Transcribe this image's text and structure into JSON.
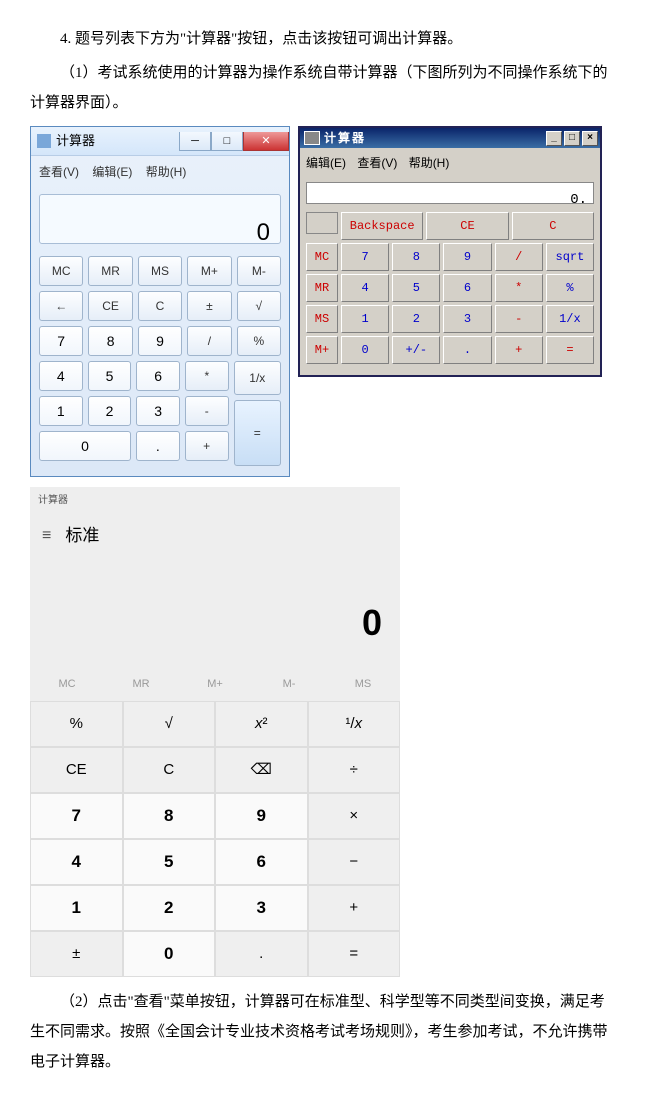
{
  "text": {
    "p1": "4. 题号列表下方为\"计算器\"按钮，点击该按钮可调出计算器。",
    "p2": "（1）考试系统使用的计算器为操作系统自带计算器（下图所列为不同操作系统下的计算器界面）。",
    "p3": "（2）点击\"查看\"菜单按钮，计算器可在标准型、科学型等不同类型间变换，满足考生不同需求。按照《全国会计专业技术资格考试考场规则》，考生参加考试，不允许携带电子计算器。"
  },
  "calc_win7": {
    "title": "计算器",
    "menu": {
      "view": "查看(V)",
      "edit": "编辑(E)",
      "help": "帮助(H)"
    },
    "display": "0",
    "rows": [
      [
        "MC",
        "MR",
        "MS",
        "M+",
        "M-"
      ],
      [
        "←",
        "CE",
        "C",
        "±",
        "√"
      ],
      [
        "7",
        "8",
        "9",
        "/",
        "%"
      ],
      [
        "4",
        "5",
        "6",
        "*",
        "1/x"
      ],
      [
        "1",
        "2",
        "3",
        "-",
        "="
      ],
      [
        "0",
        "",
        ".",
        "+",
        ""
      ]
    ]
  },
  "calc_xp": {
    "title": "计算器",
    "menu": {
      "edit": "编辑(E)",
      "view": "查看(V)",
      "help": "帮助(H)"
    },
    "display": "0.",
    "top": [
      "Backspace",
      "CE",
      "C"
    ],
    "mem": [
      "MC",
      "MR",
      "MS",
      "M+"
    ],
    "grid": [
      [
        "7",
        "8",
        "9",
        "/",
        "sqrt"
      ],
      [
        "4",
        "5",
        "6",
        "*",
        "%"
      ],
      [
        "1",
        "2",
        "3",
        "-",
        "1/x"
      ],
      [
        "0",
        "+/-",
        ".",
        "+",
        "="
      ]
    ]
  },
  "calc_win10": {
    "title": "计算器",
    "mode": "标准",
    "display": "0",
    "mem": [
      "MC",
      "MR",
      "M+",
      "M-",
      "MS"
    ],
    "rows": [
      [
        "%",
        "√",
        "x²",
        "¹/x"
      ],
      [
        "CE",
        "C",
        "⌫",
        "÷"
      ],
      [
        "7",
        "8",
        "9",
        "×"
      ],
      [
        "4",
        "5",
        "6",
        "−"
      ],
      [
        "1",
        "2",
        "3",
        "+"
      ],
      [
        "±",
        "0",
        ".",
        "="
      ]
    ]
  }
}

▶ **Exercise aim**: Retype the records exactly. Any image in them should not appear in what you write.

▶ **Result of the exercise**:
Transcribe this image's text and structure into JSON.
{
  "text": {
    "p1": "4. 题号列表下方为\"计算器\"按钮，点击该按钮可调出计算器。",
    "p2": "（1）考试系统使用的计算器为操作系统自带计算器（下图所列为不同操作系统下的计算器界面）。",
    "p3": "（2）点击\"查看\"菜单按钮，计算器可在标准型、科学型等不同类型间变换，满足考生不同需求。按照《全国会计专业技术资格考试考场规则》，考生参加考试，不允许携带电子计算器。"
  },
  "calc_win7": {
    "title": "计算器",
    "menu": {
      "view": "查看(V)",
      "edit": "编辑(E)",
      "help": "帮助(H)"
    },
    "display": "0",
    "rows": [
      [
        "MC",
        "MR",
        "MS",
        "M+",
        "M-"
      ],
      [
        "←",
        "CE",
        "C",
        "±",
        "√"
      ],
      [
        "7",
        "8",
        "9",
        "/",
        "%"
      ],
      [
        "4",
        "5",
        "6",
        "*",
        "1/x"
      ],
      [
        "1",
        "2",
        "3",
        "-",
        "="
      ],
      [
        "0",
        "",
        ".",
        "+",
        ""
      ]
    ]
  },
  "calc_xp": {
    "title": "计算器",
    "menu": {
      "edit": "编辑(E)",
      "view": "查看(V)",
      "help": "帮助(H)"
    },
    "display": "0.",
    "top": [
      "Backspace",
      "CE",
      "C"
    ],
    "mem": [
      "MC",
      "MR",
      "MS",
      "M+"
    ],
    "grid": [
      [
        "7",
        "8",
        "9",
        "/",
        "sqrt"
      ],
      [
        "4",
        "5",
        "6",
        "*",
        "%"
      ],
      [
        "1",
        "2",
        "3",
        "-",
        "1/x"
      ],
      [
        "0",
        "+/-",
        ".",
        "+",
        "="
      ]
    ]
  },
  "calc_win10": {
    "title": "计算器",
    "mode": "标准",
    "display": "0",
    "mem": [
      "MC",
      "MR",
      "M+",
      "M-",
      "MS"
    ],
    "rows": [
      [
        "%",
        "√",
        "x²",
        "¹/x"
      ],
      [
        "CE",
        "C",
        "⌫",
        "÷"
      ],
      [
        "7",
        "8",
        "9",
        "×"
      ],
      [
        "4",
        "5",
        "6",
        "−"
      ],
      [
        "1",
        "2",
        "3",
        "+"
      ],
      [
        "±",
        "0",
        ".",
        "="
      ]
    ]
  }
}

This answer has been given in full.